Figure record listings
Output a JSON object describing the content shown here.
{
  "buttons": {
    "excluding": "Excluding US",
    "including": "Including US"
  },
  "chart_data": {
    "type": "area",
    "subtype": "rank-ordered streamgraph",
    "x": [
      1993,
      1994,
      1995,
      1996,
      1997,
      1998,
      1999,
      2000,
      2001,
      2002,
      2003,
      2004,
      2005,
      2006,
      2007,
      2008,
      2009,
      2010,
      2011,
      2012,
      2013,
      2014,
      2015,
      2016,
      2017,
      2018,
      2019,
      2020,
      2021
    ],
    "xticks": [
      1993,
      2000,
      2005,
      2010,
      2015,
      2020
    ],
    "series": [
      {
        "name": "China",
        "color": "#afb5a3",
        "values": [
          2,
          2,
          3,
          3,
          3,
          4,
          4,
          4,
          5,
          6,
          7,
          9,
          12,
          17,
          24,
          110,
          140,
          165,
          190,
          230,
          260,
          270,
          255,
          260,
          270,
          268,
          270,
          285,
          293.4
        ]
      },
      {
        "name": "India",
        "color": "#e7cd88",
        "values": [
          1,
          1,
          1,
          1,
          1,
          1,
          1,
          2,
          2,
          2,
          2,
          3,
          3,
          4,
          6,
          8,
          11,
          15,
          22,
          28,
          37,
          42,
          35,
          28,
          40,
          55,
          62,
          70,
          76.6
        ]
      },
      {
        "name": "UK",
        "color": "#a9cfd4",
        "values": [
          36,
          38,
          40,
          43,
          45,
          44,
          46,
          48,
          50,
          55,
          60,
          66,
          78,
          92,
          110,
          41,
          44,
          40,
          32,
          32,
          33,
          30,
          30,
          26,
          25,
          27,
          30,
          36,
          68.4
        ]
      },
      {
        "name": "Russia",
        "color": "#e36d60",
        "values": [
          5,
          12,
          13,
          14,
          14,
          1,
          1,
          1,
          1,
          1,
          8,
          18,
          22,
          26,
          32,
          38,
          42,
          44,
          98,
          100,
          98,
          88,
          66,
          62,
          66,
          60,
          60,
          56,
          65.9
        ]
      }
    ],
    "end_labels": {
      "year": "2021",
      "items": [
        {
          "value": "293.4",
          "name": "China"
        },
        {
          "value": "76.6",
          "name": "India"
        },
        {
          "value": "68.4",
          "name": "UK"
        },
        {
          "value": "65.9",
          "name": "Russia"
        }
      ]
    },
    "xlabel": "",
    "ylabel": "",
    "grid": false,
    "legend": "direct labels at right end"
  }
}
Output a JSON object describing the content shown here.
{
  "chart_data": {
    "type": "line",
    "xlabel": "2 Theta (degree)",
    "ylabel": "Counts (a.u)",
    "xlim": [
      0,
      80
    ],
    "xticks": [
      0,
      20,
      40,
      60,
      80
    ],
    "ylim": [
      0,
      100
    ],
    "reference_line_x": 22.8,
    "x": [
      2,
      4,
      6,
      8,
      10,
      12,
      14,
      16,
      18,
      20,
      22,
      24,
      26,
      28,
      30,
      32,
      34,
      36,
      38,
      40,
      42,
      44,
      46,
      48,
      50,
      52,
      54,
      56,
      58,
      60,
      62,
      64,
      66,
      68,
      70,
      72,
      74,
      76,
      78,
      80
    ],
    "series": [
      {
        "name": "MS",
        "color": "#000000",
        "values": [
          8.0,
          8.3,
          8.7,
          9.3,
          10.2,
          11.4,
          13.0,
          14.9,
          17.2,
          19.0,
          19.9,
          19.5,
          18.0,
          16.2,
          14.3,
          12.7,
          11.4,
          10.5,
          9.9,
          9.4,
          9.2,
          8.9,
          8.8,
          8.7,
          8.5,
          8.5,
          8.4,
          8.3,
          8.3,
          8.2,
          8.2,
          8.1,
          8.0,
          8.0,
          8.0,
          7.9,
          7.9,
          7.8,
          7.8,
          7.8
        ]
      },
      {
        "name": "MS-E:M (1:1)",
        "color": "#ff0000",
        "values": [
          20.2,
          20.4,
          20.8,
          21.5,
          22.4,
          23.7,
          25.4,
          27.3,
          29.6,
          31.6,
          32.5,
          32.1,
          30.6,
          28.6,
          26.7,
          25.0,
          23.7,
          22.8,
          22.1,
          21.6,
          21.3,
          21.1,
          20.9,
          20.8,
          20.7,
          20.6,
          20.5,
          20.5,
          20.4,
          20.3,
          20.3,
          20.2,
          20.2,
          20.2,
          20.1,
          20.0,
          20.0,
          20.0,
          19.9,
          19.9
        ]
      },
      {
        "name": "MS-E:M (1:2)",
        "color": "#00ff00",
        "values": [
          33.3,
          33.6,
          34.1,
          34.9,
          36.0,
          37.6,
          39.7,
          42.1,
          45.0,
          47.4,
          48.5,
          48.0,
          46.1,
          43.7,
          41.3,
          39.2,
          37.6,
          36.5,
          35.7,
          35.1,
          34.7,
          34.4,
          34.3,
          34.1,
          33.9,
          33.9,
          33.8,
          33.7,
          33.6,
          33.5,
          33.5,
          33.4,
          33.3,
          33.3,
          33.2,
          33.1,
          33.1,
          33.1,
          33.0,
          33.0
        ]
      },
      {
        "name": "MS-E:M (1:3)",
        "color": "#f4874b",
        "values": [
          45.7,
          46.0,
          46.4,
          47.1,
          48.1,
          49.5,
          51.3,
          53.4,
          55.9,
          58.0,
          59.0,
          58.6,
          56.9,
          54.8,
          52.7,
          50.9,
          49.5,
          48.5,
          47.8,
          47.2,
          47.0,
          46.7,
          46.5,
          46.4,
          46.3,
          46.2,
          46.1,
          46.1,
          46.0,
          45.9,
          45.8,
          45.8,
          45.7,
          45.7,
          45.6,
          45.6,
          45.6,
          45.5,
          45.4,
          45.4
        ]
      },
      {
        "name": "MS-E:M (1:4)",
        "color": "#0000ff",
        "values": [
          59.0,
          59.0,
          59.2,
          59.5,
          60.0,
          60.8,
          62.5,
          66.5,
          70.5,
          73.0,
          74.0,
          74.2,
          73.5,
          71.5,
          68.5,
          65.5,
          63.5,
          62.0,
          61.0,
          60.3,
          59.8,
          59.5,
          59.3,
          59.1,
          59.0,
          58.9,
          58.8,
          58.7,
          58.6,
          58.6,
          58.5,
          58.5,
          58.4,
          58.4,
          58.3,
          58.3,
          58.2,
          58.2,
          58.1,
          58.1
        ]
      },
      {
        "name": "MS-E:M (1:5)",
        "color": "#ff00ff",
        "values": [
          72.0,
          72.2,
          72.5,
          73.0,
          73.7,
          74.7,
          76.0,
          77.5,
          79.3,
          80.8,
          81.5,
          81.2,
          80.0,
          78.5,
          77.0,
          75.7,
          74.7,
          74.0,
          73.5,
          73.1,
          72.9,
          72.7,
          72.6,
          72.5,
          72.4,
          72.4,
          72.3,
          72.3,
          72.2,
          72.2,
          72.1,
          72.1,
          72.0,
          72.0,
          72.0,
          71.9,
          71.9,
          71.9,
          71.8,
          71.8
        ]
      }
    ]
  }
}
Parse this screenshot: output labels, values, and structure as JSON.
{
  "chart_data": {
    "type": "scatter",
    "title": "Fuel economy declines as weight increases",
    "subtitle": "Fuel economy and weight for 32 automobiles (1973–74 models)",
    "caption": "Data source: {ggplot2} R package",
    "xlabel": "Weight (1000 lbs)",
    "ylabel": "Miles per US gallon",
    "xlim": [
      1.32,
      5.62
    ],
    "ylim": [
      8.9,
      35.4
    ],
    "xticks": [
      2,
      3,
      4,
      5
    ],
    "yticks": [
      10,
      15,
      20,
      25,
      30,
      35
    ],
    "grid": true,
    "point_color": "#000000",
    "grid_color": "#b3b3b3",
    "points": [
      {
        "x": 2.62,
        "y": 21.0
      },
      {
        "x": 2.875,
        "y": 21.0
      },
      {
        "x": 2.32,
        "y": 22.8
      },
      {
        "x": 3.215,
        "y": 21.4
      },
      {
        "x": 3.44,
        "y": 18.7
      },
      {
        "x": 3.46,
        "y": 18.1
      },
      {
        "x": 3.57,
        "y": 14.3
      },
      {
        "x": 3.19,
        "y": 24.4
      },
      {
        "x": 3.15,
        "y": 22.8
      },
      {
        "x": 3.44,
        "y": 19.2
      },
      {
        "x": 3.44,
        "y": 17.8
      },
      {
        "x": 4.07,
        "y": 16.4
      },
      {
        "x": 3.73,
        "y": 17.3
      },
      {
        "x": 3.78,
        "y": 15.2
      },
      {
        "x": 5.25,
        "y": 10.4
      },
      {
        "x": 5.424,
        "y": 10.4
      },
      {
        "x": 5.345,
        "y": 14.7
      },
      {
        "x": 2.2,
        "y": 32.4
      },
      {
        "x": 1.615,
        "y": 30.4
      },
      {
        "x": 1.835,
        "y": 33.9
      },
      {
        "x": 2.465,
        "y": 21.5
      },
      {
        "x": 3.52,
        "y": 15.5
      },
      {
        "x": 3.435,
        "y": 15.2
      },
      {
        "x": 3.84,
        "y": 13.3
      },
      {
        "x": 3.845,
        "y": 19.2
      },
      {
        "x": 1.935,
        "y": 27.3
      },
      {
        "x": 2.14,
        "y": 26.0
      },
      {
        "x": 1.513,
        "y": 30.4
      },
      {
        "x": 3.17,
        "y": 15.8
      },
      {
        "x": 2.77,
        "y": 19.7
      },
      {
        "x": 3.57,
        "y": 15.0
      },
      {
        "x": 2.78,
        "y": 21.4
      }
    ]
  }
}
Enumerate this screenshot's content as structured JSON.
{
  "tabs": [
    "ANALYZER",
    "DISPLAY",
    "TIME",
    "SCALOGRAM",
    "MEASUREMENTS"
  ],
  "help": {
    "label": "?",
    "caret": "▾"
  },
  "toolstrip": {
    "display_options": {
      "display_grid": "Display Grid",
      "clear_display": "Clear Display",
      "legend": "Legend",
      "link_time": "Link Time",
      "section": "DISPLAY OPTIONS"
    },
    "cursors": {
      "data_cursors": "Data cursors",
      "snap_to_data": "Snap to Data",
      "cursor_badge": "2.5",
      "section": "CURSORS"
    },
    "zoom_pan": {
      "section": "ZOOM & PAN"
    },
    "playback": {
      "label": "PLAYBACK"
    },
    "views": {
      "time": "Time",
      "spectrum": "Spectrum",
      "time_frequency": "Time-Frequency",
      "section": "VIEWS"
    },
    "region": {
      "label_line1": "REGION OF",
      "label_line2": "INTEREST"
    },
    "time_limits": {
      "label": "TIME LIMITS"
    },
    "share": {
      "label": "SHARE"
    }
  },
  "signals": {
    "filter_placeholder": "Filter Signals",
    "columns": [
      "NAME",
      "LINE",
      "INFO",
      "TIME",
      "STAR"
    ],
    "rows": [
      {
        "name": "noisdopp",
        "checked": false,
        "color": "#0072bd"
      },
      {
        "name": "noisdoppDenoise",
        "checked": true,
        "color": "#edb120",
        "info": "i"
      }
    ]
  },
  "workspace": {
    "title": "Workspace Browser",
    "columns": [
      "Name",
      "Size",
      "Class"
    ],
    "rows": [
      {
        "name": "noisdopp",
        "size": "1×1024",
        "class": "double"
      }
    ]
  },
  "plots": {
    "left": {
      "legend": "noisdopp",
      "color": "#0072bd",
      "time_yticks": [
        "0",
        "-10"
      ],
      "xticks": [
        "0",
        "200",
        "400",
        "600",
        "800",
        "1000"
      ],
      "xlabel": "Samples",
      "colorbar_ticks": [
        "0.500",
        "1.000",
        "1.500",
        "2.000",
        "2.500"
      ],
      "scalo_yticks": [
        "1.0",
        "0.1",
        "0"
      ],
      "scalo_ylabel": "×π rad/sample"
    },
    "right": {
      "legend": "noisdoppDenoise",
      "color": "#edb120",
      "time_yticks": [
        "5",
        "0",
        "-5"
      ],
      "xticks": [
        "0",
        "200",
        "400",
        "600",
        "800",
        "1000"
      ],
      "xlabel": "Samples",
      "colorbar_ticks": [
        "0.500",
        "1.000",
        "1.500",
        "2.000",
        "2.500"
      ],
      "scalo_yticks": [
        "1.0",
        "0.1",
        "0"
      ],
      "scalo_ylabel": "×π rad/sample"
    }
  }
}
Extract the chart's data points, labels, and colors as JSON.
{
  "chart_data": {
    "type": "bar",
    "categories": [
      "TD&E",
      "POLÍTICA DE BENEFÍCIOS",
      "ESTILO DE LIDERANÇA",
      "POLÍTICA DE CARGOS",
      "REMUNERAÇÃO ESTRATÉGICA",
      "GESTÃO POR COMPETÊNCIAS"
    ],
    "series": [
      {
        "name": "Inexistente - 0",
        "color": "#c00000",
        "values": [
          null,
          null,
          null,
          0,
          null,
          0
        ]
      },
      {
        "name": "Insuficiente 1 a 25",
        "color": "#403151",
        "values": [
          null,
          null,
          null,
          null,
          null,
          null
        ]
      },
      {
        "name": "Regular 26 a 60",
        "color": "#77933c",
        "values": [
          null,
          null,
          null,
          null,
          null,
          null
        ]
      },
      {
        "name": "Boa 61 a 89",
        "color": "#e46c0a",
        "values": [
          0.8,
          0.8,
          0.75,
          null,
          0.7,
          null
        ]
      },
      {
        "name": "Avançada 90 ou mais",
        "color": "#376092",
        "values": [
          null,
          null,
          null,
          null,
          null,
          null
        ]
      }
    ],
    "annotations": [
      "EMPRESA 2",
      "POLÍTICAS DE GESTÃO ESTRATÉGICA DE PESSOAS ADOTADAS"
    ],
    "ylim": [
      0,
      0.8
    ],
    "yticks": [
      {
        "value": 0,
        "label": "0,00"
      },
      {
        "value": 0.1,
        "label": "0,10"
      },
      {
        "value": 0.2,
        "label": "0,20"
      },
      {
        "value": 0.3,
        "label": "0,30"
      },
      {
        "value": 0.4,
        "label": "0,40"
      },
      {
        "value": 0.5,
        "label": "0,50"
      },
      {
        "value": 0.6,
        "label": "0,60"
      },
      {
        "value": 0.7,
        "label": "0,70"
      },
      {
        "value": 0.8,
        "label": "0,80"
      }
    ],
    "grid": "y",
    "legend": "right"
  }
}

(Your objective) State how many lines include the string "xlabel", and nothing more.

(Written answer) 5